──────── GIVEN DATA ────────

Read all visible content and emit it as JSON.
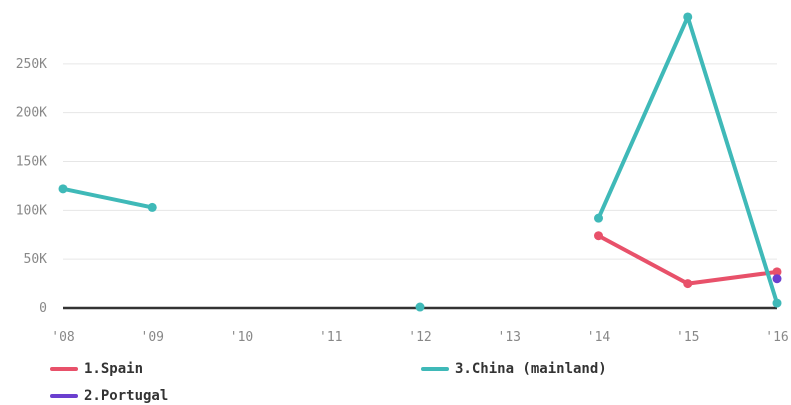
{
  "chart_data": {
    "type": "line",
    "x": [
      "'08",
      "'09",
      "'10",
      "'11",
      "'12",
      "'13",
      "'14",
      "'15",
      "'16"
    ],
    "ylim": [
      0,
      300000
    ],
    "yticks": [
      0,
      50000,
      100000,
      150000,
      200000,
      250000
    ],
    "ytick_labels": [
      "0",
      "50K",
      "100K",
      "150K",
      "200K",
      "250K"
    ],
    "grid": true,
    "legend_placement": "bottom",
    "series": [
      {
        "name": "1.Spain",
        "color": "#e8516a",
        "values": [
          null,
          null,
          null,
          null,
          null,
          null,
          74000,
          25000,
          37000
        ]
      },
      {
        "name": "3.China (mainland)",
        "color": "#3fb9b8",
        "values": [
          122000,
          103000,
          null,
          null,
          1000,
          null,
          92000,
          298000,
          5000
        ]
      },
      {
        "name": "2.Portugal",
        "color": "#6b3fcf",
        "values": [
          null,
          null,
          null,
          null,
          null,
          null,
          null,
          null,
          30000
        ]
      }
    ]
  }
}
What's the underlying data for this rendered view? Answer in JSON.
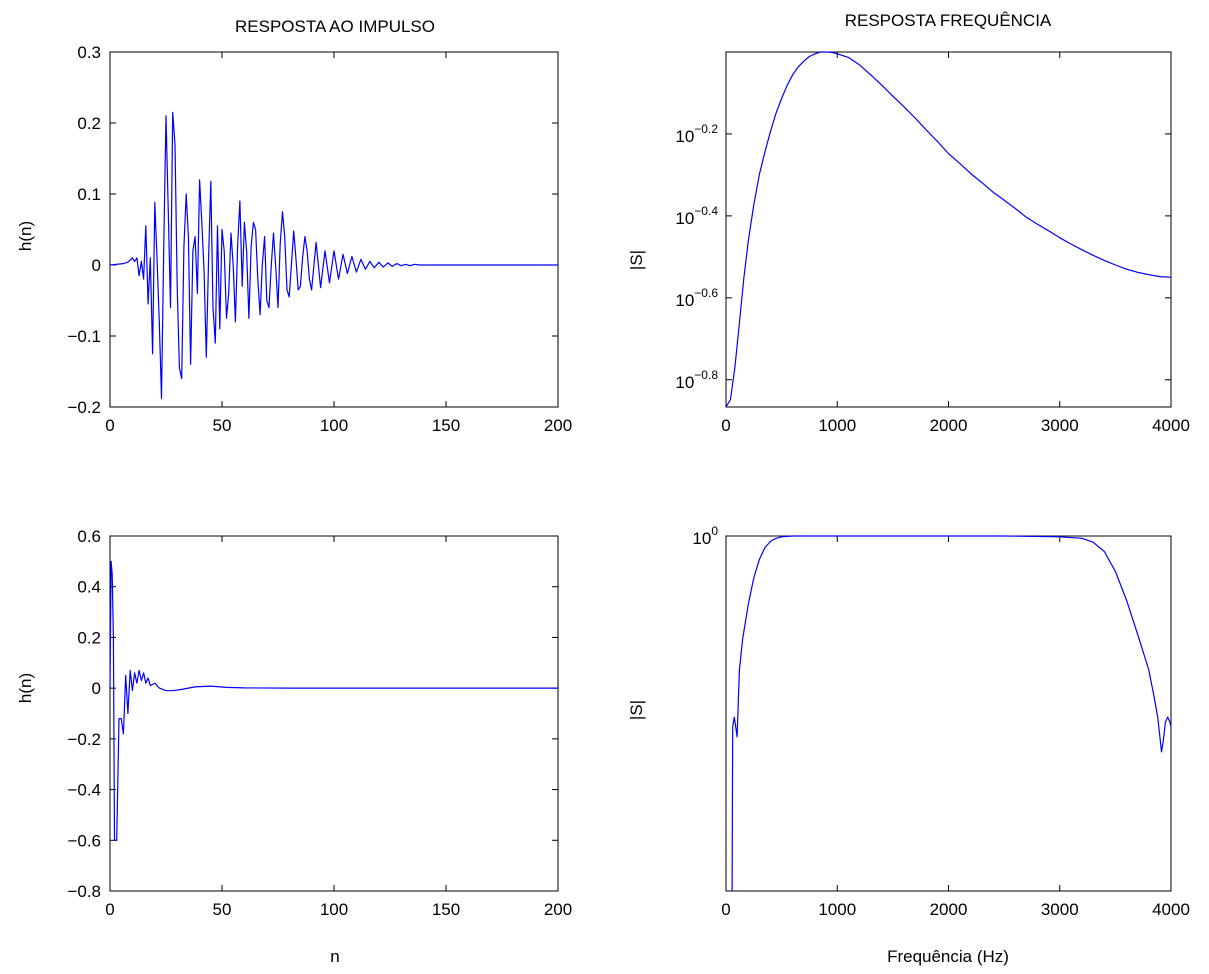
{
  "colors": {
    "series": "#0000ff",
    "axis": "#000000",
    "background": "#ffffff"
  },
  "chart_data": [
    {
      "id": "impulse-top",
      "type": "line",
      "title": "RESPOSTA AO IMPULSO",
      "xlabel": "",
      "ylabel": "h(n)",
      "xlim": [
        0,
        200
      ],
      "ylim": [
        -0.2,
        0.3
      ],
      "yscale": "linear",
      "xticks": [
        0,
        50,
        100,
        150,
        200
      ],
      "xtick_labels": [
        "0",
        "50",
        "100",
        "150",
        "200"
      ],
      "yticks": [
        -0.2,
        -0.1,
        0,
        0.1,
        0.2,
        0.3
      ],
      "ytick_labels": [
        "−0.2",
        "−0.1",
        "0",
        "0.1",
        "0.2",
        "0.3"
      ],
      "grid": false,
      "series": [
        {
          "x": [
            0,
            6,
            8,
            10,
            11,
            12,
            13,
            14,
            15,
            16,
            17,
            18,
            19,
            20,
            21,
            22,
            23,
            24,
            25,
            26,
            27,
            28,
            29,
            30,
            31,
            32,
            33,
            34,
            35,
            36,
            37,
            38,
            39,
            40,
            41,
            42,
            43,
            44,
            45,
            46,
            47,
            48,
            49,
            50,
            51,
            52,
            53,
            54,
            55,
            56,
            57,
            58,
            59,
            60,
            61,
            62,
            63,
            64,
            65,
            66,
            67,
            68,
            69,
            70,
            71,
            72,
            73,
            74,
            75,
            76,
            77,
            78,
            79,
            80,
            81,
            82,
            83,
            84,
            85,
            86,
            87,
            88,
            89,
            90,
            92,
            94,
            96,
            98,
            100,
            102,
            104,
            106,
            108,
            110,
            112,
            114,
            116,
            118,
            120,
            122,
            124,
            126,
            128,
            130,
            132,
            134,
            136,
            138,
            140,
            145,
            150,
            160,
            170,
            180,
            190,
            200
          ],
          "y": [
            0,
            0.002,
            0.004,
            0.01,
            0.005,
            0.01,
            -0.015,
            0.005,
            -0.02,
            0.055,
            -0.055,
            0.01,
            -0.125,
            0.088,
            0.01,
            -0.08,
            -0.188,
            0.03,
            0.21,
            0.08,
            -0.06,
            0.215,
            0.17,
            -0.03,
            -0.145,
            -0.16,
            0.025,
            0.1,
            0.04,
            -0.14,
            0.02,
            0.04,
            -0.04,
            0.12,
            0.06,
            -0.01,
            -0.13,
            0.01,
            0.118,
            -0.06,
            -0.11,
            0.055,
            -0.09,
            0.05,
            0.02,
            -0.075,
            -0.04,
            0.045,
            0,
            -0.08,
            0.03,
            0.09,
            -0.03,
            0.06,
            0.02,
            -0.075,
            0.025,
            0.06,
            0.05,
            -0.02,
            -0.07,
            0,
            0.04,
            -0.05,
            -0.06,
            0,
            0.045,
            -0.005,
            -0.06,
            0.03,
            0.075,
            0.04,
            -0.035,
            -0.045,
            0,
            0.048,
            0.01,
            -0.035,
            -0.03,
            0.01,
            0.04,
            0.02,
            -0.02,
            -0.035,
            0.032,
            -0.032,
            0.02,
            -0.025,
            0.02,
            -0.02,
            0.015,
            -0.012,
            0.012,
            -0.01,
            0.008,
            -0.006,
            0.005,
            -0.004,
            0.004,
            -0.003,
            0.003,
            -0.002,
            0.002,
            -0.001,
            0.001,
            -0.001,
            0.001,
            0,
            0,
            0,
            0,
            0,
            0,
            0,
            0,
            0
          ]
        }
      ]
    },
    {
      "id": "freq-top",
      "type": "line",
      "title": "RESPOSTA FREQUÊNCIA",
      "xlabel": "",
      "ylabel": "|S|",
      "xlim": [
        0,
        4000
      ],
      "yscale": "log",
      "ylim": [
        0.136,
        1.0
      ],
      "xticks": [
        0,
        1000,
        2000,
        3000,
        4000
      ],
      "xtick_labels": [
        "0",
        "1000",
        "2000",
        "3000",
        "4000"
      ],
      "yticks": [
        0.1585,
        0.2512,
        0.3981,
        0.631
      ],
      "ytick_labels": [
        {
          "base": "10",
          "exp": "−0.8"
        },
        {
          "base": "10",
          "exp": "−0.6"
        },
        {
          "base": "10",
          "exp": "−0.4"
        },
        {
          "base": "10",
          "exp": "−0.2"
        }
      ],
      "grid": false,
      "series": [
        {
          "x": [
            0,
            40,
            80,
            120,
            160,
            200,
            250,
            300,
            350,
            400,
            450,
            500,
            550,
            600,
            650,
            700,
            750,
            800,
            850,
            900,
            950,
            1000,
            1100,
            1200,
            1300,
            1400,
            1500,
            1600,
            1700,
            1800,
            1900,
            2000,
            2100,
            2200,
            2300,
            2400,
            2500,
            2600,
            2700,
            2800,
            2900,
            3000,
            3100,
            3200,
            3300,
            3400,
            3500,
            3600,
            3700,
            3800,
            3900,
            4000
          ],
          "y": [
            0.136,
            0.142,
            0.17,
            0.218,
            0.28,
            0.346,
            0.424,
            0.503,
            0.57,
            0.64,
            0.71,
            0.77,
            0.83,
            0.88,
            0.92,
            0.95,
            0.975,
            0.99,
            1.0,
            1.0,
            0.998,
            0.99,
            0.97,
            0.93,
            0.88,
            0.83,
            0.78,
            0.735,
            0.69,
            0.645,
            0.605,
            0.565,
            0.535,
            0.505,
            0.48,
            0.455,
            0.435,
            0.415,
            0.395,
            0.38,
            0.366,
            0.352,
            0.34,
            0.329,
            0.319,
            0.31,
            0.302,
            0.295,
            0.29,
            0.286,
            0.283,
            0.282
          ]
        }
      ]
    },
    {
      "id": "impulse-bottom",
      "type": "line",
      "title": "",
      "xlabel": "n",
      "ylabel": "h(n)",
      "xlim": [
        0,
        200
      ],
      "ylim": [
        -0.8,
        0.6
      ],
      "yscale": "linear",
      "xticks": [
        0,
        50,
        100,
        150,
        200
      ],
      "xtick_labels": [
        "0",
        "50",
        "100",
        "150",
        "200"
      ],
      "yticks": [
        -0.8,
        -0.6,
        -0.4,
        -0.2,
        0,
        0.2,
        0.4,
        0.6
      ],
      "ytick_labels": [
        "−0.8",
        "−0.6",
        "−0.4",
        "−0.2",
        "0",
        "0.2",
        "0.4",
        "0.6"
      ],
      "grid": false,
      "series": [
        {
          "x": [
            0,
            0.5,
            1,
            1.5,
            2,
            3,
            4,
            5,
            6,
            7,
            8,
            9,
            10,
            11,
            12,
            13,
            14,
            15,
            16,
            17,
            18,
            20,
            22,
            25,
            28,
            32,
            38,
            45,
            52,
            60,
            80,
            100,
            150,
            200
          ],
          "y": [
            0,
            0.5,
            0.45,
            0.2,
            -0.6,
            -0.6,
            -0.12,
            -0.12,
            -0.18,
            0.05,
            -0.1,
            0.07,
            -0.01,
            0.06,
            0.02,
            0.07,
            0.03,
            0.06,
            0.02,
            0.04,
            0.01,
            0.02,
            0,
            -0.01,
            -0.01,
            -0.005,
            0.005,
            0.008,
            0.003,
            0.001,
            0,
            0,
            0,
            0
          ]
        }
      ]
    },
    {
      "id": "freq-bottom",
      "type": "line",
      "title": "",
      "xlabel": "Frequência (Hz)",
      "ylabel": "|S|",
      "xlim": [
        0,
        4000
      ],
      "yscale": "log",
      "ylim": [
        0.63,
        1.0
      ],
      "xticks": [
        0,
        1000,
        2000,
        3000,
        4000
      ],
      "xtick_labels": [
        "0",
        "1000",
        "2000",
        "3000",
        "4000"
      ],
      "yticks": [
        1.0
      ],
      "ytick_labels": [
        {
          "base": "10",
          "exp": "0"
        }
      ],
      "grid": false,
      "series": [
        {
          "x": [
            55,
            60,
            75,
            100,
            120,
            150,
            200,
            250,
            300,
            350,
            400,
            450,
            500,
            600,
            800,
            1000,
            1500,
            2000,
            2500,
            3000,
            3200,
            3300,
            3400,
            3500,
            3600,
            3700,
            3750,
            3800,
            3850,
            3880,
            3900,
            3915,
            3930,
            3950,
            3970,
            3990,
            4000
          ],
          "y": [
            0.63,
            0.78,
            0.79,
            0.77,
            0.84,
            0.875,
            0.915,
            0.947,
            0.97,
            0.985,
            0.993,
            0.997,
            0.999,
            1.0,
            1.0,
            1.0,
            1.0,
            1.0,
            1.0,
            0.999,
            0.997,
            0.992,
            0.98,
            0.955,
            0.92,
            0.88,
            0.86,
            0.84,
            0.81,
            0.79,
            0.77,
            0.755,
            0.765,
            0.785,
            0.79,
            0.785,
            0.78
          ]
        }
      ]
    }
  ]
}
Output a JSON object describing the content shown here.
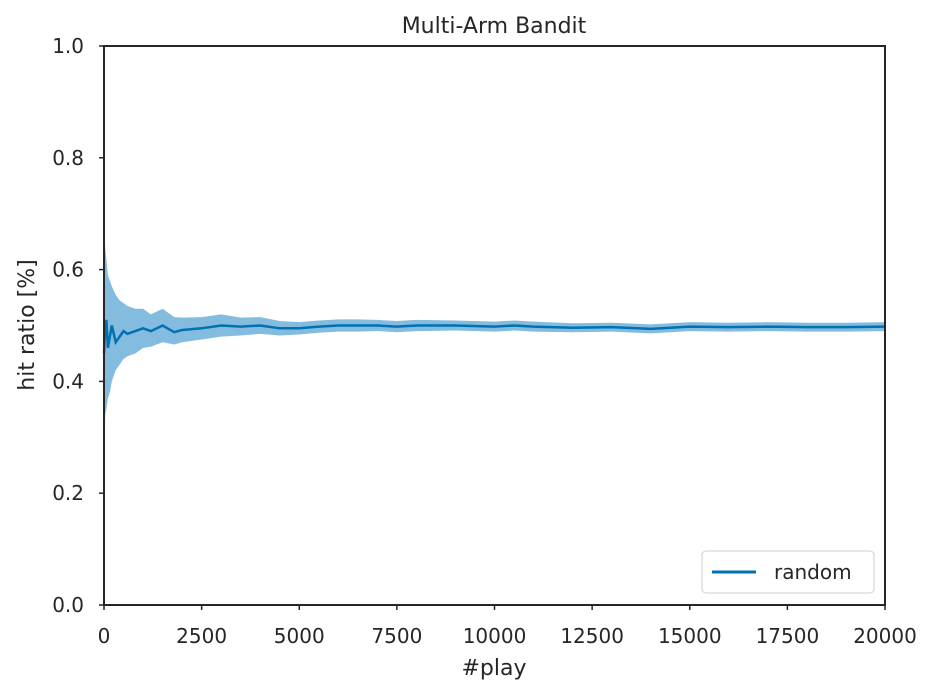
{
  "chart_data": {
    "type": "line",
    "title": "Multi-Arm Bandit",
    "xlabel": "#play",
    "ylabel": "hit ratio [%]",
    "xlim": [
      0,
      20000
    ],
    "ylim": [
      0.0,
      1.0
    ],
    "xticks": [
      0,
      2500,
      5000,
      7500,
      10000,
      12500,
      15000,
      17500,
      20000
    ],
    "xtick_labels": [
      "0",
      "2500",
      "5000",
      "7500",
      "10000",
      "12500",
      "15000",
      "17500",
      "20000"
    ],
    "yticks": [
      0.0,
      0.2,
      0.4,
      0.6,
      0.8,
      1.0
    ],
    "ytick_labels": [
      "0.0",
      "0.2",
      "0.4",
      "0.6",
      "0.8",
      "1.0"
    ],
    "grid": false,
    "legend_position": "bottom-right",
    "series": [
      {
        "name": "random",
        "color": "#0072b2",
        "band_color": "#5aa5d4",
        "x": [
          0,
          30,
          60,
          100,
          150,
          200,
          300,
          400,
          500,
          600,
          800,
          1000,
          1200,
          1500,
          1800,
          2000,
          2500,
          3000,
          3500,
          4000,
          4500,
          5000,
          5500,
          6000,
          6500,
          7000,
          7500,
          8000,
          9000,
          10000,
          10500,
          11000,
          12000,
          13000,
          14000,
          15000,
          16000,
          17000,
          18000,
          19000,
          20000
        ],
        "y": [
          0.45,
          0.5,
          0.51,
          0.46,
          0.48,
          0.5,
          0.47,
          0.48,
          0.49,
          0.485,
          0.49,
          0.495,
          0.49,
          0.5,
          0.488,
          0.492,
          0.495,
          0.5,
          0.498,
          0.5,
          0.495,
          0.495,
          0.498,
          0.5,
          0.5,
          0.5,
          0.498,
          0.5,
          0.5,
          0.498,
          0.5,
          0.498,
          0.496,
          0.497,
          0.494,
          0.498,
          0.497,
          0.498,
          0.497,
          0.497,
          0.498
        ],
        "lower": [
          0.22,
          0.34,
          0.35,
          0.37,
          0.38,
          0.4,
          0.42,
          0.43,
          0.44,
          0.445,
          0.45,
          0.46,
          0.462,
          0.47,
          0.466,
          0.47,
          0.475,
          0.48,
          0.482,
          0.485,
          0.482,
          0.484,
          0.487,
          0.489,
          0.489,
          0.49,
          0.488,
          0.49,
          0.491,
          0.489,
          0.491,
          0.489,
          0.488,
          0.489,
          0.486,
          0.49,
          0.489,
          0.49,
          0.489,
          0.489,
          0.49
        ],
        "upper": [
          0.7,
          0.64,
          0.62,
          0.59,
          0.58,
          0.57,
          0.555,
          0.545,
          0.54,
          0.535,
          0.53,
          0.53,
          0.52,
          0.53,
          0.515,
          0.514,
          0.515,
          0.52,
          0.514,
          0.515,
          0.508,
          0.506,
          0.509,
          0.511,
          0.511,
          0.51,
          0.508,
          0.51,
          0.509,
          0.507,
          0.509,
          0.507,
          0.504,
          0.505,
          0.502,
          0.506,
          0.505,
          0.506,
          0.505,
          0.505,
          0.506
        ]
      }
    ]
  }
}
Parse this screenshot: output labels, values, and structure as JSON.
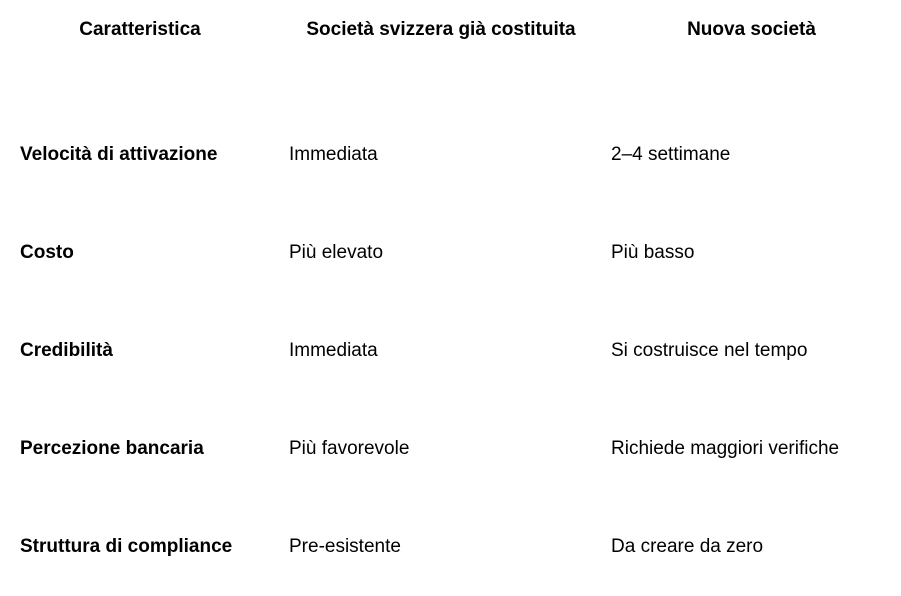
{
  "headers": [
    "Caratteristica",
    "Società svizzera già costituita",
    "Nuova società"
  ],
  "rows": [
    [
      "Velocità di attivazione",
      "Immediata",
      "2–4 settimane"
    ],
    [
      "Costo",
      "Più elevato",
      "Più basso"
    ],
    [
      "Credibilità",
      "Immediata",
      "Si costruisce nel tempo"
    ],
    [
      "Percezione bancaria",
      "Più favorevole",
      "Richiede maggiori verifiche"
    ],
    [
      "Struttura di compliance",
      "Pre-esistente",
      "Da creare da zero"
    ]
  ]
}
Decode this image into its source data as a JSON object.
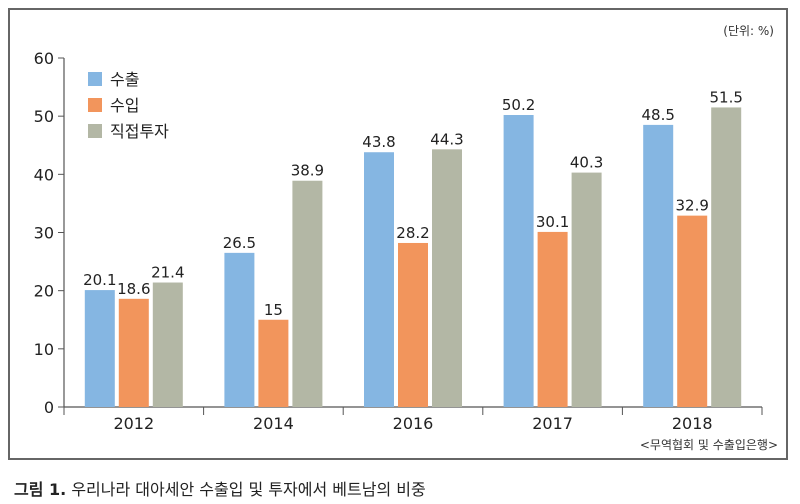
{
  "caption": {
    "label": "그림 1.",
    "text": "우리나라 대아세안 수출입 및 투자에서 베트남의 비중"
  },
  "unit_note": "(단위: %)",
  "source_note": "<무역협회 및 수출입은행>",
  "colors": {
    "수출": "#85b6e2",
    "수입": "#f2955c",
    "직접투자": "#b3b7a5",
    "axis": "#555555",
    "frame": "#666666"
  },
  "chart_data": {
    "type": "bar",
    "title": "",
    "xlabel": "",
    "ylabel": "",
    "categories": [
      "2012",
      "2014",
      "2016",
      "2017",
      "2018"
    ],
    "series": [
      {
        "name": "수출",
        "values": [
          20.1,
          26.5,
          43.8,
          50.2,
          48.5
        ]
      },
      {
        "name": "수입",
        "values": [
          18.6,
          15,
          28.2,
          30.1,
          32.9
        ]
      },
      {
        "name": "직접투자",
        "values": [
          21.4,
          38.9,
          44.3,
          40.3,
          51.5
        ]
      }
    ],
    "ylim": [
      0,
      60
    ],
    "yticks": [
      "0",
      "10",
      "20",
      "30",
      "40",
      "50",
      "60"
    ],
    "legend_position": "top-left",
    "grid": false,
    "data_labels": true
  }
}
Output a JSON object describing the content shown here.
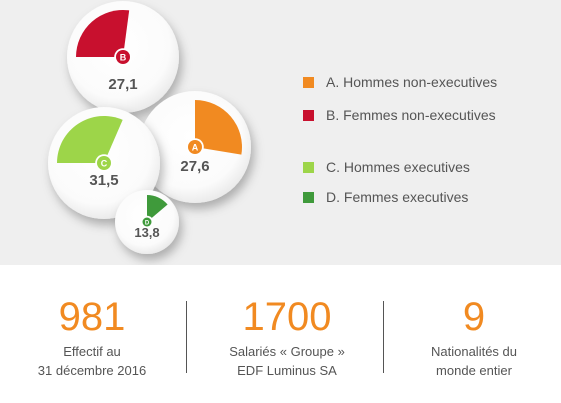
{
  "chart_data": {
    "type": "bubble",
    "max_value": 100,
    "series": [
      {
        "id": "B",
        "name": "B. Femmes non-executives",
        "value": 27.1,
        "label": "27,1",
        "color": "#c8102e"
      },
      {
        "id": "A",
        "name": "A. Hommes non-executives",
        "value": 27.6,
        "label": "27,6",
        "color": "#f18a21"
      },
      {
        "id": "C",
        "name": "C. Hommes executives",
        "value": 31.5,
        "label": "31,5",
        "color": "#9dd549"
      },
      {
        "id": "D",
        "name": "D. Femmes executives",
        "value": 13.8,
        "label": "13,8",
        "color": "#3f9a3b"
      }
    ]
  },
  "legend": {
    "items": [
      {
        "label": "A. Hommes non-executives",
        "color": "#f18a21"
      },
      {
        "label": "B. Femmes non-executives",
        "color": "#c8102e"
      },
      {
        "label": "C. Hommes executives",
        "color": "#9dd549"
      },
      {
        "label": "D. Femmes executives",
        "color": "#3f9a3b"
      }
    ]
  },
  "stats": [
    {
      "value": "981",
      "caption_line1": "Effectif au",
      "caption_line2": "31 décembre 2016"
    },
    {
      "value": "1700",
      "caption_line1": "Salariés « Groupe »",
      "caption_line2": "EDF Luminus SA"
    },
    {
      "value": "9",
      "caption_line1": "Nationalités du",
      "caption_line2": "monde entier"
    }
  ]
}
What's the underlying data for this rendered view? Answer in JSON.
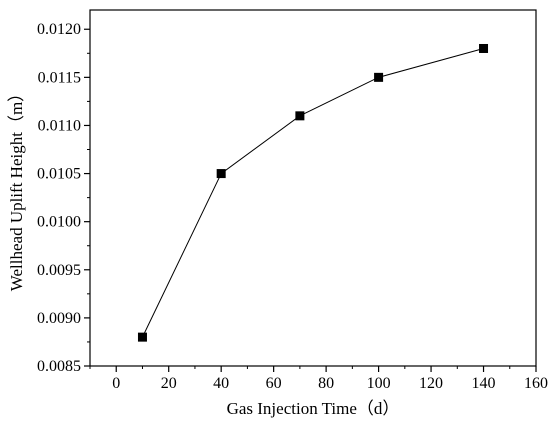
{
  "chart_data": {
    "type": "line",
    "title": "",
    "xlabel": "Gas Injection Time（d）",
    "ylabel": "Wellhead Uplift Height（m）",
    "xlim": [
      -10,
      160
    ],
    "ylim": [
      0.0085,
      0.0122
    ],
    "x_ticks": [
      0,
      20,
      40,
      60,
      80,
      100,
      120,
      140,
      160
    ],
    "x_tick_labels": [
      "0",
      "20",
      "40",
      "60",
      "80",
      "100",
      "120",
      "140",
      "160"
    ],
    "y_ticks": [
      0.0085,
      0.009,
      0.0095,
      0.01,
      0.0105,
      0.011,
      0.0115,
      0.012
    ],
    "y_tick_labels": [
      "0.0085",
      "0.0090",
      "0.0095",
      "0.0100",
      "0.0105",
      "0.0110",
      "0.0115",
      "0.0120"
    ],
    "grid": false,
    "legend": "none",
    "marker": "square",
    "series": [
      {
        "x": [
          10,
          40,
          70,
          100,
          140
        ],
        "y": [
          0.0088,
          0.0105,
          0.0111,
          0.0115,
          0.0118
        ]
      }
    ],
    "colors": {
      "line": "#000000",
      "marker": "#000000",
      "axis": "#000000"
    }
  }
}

────────

_PROBLEM TO WORK ON_
Copy each line of the records above that carries the word "this".

_CORRECT RESULT_
What's the underlying data for this rendered view? Answer in JSON.
Parse this screenshot: output labels, values, and structure as JSON.
Decode this image into its source data as a JSON object.
What's the underlying data for this rendered view? Answer in JSON.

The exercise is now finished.